■ What you have to do: Return each line of the data below verbatim; pictures are to be left out.

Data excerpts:
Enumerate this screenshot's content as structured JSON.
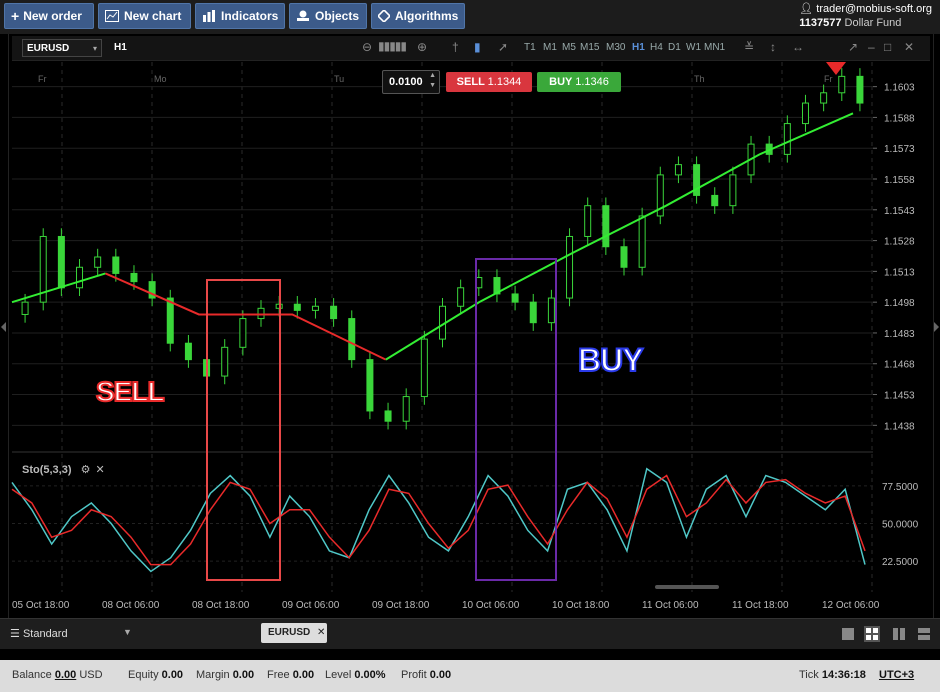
{
  "toolbar": {
    "new_order": "New order",
    "new_chart": "New chart",
    "indicators": "Indicators",
    "objects": "Objects",
    "algorithms": "Algorithms"
  },
  "account": {
    "user": "trader@mobius-soft.org",
    "number": "1137577",
    "fund": "Dollar Fund"
  },
  "chart_window": {
    "symbol": "EURUSD",
    "timeframe": "H1",
    "timeframes": [
      "T1",
      "M1",
      "M5",
      "M15",
      "M30",
      "H1",
      "H4",
      "D1",
      "W1",
      "MN1"
    ],
    "active_timeframe": "H1"
  },
  "trade": {
    "lot": "0.0100",
    "sell_label": "SELL",
    "sell_price": "1.1344",
    "buy_label": "BUY",
    "buy_price": "1.1346"
  },
  "chart_data": {
    "type": "candlestick",
    "symbol": "EURUSD",
    "interval": "H1",
    "price_axis_ticks": [
      "1.1603",
      "1.1588",
      "1.1573",
      "1.1558",
      "1.1543",
      "1.1528",
      "1.1513",
      "1.1498",
      "1.1483",
      "1.1468",
      "1.1453",
      "1.1438"
    ],
    "day_labels": [
      "Fr",
      "Mo",
      "Tu",
      "Th",
      "Fr"
    ],
    "time_axis_ticks": [
      "05 Oct 18:00",
      "08 Oct 06:00",
      "08 Oct 18:00",
      "09 Oct 06:00",
      "09 Oct 18:00",
      "10 Oct 06:00",
      "10 Oct 18:00",
      "11 Oct 06:00",
      "11 Oct 18:00",
      "12 Oct 06:00"
    ],
    "candle_approx_closes": [
      1.1498,
      1.153,
      1.1505,
      1.1515,
      1.152,
      1.1512,
      1.1508,
      1.15,
      1.1478,
      1.147,
      1.1462,
      1.1476,
      1.149,
      1.1495,
      1.1497,
      1.1494,
      1.1496,
      1.149,
      1.147,
      1.1445,
      1.144,
      1.1452,
      1.148,
      1.1496,
      1.1505,
      1.151,
      1.1502,
      1.1498,
      1.1488,
      1.15,
      1.153,
      1.1545,
      1.1525,
      1.1515,
      1.154,
      1.156,
      1.1565,
      1.155,
      1.1545,
      1.156,
      1.1575,
      1.157,
      1.1585,
      1.1595,
      1.16,
      1.1608,
      1.1595
    ],
    "trailing_stop_line": {
      "colors": {
        "buy": "#33ee33",
        "sell": "#e82a2a"
      },
      "segments": [
        {
          "side": "buy",
          "values": [
            1.1498,
            1.1512
          ]
        },
        {
          "side": "sell",
          "values": [
            1.1512,
            1.1492,
            1.1492,
            1.147
          ]
        },
        {
          "side": "buy",
          "values": [
            1.147,
            1.1498,
            1.1522,
            1.1545,
            1.157,
            1.159
          ]
        }
      ]
    },
    "oscillator": {
      "name": "Sto(5,3,3)",
      "levels": [
        "77.5000",
        "50.0000",
        "22.5000"
      ],
      "series": [
        {
          "color": "#4fc7c7",
          "values": [
            80,
            60,
            35,
            55,
            65,
            50,
            30,
            15,
            25,
            45,
            72,
            85,
            70,
            40,
            70,
            55,
            30,
            25,
            60,
            85,
            65,
            40,
            30,
            55,
            85,
            70,
            45,
            30,
            75,
            80,
            60,
            30,
            90,
            80,
            40,
            75,
            85,
            55,
            85,
            80,
            70,
            60,
            75,
            20
          ]
        },
        {
          "color": "#e82a2a",
          "values": [
            75,
            65,
            40,
            45,
            60,
            55,
            40,
            20,
            20,
            35,
            60,
            80,
            75,
            50,
            60,
            60,
            40,
            25,
            45,
            75,
            72,
            50,
            32,
            45,
            75,
            78,
            55,
            35,
            60,
            80,
            68,
            40,
            75,
            85,
            55,
            65,
            82,
            65,
            80,
            82,
            72,
            65,
            70,
            30
          ]
        }
      ]
    }
  },
  "annotations": {
    "sell_text": "SELL",
    "buy_text": "BUY"
  },
  "bottom_tabs": {
    "workspace": "Standard",
    "tab": "EURUSD"
  },
  "status": {
    "balance_label": "Balance",
    "balance_value": "0.00",
    "balance_currency": "USD",
    "equity_label": "Equity",
    "equity_value": "0.00",
    "margin_label": "Margin",
    "margin_value": "0.00",
    "free_label": "Free",
    "free_value": "0.00",
    "level_label": "Level",
    "level_value": "0.00%",
    "profit_label": "Profit",
    "profit_value": "0.00",
    "tick_label": "Tick",
    "tick_time": "14:36:18",
    "timezone": "UTC+3"
  }
}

■ Correct response:
Enumerate this screenshot's content as structured JSON.
{
  "toolbar": {
    "new_order": "New order",
    "new_chart": "New chart",
    "indicators": "Indicators",
    "objects": "Objects",
    "algorithms": "Algorithms"
  },
  "account": {
    "user": "trader@mobius-soft.org",
    "number": "1137577",
    "fund": "Dollar Fund"
  },
  "chart_window": {
    "symbol": "EURUSD",
    "timeframe": "H1",
    "timeframes": [
      "T1",
      "M1",
      "M5",
      "M15",
      "M30",
      "H1",
      "H4",
      "D1",
      "W1",
      "MN1"
    ],
    "active_timeframe": "H1"
  },
  "trade": {
    "lot": "0.0100",
    "sell_label": "SELL",
    "sell_price": "1.1344",
    "buy_label": "BUY",
    "buy_price": "1.1346"
  },
  "chart_data": {
    "type": "candlestick",
    "symbol": "EURUSD",
    "interval": "H1",
    "price_axis_ticks": [
      "1.1603",
      "1.1588",
      "1.1573",
      "1.1558",
      "1.1543",
      "1.1528",
      "1.1513",
      "1.1498",
      "1.1483",
      "1.1468",
      "1.1453",
      "1.1438"
    ],
    "day_labels": [
      "Fr",
      "Mo",
      "Tu",
      "Th",
      "Fr"
    ],
    "time_axis_ticks": [
      "05 Oct 18:00",
      "08 Oct 06:00",
      "08 Oct 18:00",
      "09 Oct 06:00",
      "09 Oct 18:00",
      "10 Oct 06:00",
      "10 Oct 18:00",
      "11 Oct 06:00",
      "11 Oct 18:00",
      "12 Oct 06:00"
    ],
    "candle_approx_closes": [
      1.1498,
      1.153,
      1.1505,
      1.1515,
      1.152,
      1.1512,
      1.1508,
      1.15,
      1.1478,
      1.147,
      1.1462,
      1.1476,
      1.149,
      1.1495,
      1.1497,
      1.1494,
      1.1496,
      1.149,
      1.147,
      1.1445,
      1.144,
      1.1452,
      1.148,
      1.1496,
      1.1505,
      1.151,
      1.1502,
      1.1498,
      1.1488,
      1.15,
      1.153,
      1.1545,
      1.1525,
      1.1515,
      1.154,
      1.156,
      1.1565,
      1.155,
      1.1545,
      1.156,
      1.1575,
      1.157,
      1.1585,
      1.1595,
      1.16,
      1.1608,
      1.1595
    ],
    "trailing_stop_line": {
      "colors": {
        "buy": "#33ee33",
        "sell": "#e82a2a"
      },
      "segments": [
        {
          "side": "buy",
          "values": [
            1.1498,
            1.1512
          ]
        },
        {
          "side": "sell",
          "values": [
            1.1512,
            1.1492,
            1.1492,
            1.147
          ]
        },
        {
          "side": "buy",
          "values": [
            1.147,
            1.1498,
            1.1522,
            1.1545,
            1.157,
            1.159
          ]
        }
      ]
    },
    "oscillator": {
      "name": "Sto(5,3,3)",
      "levels": [
        "77.5000",
        "50.0000",
        "22.5000"
      ],
      "series": [
        {
          "color": "#4fc7c7",
          "values": [
            80,
            60,
            35,
            55,
            65,
            50,
            30,
            15,
            25,
            45,
            72,
            85,
            70,
            40,
            70,
            55,
            30,
            25,
            60,
            85,
            65,
            40,
            30,
            55,
            85,
            70,
            45,
            30,
            75,
            80,
            60,
            30,
            90,
            80,
            40,
            75,
            85,
            55,
            85,
            80,
            70,
            60,
            75,
            20
          ]
        },
        {
          "color": "#e82a2a",
          "values": [
            75,
            65,
            40,
            45,
            60,
            55,
            40,
            20,
            20,
            35,
            60,
            80,
            75,
            50,
            60,
            60,
            40,
            25,
            45,
            75,
            72,
            50,
            32,
            45,
            75,
            78,
            55,
            35,
            60,
            80,
            68,
            40,
            75,
            85,
            55,
            65,
            82,
            65,
            80,
            82,
            72,
            65,
            70,
            30
          ]
        }
      ]
    }
  },
  "annotations": {
    "sell_text": "SELL",
    "buy_text": "BUY"
  },
  "bottom_tabs": {
    "workspace": "Standard",
    "tab": "EURUSD"
  },
  "status": {
    "balance_label": "Balance",
    "balance_value": "0.00",
    "balance_currency": "USD",
    "equity_label": "Equity",
    "equity_value": "0.00",
    "margin_label": "Margin",
    "margin_value": "0.00",
    "free_label": "Free",
    "free_value": "0.00",
    "level_label": "Level",
    "level_value": "0.00%",
    "profit_label": "Profit",
    "profit_value": "0.00",
    "tick_label": "Tick",
    "tick_time": "14:36:18",
    "timezone": "UTC+3"
  }
}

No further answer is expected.